TASK DIRECTIONS: Identify, in the records below, every line where the string "Anomaly" appears, and copy each such line.

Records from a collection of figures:
-- Begin --
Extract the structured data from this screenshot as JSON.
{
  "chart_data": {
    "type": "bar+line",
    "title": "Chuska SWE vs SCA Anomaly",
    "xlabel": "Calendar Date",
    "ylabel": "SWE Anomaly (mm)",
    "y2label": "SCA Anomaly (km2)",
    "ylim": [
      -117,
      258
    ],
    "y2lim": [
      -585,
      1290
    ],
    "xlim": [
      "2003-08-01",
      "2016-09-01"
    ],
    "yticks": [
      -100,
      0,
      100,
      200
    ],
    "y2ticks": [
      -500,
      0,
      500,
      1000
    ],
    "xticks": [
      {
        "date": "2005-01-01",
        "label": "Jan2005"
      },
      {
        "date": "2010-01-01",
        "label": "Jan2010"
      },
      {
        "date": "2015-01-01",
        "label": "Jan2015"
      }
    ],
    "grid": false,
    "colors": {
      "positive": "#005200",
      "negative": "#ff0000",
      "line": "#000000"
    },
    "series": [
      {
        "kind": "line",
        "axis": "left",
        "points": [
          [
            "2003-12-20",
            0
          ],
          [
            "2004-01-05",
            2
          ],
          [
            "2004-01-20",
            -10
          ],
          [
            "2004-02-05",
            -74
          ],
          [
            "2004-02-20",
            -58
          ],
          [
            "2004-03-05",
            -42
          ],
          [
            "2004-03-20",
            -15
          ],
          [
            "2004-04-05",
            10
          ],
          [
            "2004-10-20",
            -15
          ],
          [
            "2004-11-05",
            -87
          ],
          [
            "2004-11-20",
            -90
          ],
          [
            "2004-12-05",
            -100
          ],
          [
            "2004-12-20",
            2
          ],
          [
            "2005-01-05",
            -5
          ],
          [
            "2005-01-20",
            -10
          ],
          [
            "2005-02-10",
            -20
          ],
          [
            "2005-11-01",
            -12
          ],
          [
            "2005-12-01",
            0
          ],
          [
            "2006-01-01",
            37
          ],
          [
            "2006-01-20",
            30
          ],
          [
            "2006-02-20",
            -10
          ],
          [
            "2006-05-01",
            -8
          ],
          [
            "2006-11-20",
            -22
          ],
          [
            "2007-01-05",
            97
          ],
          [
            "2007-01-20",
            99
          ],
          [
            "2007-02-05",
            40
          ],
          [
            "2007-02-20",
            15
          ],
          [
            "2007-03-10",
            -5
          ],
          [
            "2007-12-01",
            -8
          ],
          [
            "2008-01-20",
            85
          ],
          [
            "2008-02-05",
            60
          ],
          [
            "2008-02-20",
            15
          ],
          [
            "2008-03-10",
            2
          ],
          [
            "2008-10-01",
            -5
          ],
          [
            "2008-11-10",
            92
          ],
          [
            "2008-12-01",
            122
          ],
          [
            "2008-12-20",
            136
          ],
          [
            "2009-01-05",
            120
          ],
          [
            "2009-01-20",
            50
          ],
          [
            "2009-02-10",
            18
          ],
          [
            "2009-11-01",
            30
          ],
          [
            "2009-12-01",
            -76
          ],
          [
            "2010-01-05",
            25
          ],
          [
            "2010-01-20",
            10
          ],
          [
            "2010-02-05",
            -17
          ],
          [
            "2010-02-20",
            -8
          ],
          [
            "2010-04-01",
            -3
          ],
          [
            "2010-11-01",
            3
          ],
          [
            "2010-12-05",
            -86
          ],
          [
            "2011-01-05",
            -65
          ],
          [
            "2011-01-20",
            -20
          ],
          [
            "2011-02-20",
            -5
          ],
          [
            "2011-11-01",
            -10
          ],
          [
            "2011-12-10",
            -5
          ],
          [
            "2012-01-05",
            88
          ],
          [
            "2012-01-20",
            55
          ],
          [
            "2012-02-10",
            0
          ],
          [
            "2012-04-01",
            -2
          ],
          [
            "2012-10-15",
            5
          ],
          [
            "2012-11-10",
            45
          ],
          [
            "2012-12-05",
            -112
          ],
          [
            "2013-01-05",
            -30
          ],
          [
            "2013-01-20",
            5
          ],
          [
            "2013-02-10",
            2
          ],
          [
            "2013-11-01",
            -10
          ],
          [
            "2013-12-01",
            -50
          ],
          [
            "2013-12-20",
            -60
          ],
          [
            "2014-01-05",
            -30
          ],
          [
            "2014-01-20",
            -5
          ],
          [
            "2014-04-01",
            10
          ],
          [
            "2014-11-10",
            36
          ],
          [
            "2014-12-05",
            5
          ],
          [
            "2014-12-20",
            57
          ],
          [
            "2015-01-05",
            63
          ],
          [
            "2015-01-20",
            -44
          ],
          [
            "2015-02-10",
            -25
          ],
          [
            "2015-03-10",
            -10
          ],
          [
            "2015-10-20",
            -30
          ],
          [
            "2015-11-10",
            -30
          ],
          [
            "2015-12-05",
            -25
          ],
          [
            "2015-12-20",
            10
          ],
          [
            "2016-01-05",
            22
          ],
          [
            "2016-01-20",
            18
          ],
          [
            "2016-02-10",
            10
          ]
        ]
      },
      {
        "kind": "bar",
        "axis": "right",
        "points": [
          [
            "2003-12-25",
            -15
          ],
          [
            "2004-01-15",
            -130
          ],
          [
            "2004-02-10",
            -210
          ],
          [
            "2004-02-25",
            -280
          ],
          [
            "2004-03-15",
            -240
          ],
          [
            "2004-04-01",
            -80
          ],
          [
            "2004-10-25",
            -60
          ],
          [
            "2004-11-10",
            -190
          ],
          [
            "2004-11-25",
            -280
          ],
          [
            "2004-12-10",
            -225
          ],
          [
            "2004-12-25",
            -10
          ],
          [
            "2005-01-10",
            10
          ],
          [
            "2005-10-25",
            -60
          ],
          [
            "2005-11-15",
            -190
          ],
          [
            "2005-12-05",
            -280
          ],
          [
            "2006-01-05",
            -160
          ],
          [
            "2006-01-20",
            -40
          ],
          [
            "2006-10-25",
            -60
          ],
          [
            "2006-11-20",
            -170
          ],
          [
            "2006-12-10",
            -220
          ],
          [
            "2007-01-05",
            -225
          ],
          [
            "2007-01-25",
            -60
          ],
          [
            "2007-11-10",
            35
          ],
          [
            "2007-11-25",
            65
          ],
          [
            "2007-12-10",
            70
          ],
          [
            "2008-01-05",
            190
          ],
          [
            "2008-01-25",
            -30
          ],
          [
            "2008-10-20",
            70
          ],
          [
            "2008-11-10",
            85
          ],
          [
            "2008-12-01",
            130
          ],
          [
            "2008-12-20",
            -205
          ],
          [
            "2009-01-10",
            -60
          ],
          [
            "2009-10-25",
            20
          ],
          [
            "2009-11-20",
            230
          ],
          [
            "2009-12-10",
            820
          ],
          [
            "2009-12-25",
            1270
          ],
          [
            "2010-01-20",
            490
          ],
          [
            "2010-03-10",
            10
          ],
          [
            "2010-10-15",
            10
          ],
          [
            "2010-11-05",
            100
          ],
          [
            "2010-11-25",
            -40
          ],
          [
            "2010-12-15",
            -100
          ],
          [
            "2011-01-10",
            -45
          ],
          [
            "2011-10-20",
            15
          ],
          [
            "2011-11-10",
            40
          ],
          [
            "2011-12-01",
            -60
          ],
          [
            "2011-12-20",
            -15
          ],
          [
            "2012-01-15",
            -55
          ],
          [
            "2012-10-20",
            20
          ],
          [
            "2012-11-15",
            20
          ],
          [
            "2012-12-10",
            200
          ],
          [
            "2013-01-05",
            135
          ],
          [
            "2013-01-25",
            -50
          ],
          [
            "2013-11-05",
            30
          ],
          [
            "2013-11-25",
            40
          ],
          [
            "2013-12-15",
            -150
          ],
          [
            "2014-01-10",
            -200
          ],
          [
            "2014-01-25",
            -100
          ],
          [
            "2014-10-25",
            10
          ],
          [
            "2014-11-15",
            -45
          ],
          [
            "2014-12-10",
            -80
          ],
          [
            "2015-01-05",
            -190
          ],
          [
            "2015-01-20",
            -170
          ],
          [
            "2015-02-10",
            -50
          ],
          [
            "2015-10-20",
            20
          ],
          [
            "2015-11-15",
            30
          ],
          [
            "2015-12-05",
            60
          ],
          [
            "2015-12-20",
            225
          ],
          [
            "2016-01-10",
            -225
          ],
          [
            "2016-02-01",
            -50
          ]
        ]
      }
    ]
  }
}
-- End --
EXERCISE ANSWER:
    "title": "Chuska SWE vs SCA Anomaly",
    "ylabel": "SWE Anomaly (mm)",
    "y2label": "SCA Anomaly (km2)",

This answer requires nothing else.